=== EXCERPTED RECORDS ===

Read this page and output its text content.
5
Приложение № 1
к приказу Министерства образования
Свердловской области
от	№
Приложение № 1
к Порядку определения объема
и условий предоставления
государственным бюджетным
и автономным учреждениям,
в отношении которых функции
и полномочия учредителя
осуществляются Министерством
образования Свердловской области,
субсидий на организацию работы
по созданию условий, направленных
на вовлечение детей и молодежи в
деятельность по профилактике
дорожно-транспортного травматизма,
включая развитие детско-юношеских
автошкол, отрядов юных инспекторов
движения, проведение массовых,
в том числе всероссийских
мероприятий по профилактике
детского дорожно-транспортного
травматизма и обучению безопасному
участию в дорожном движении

===

INSTRUCTION>
Pull out each line of the records holding the string "условий".

EXERCISE RESULT>
и условий предоставления
по созданию условий, направленных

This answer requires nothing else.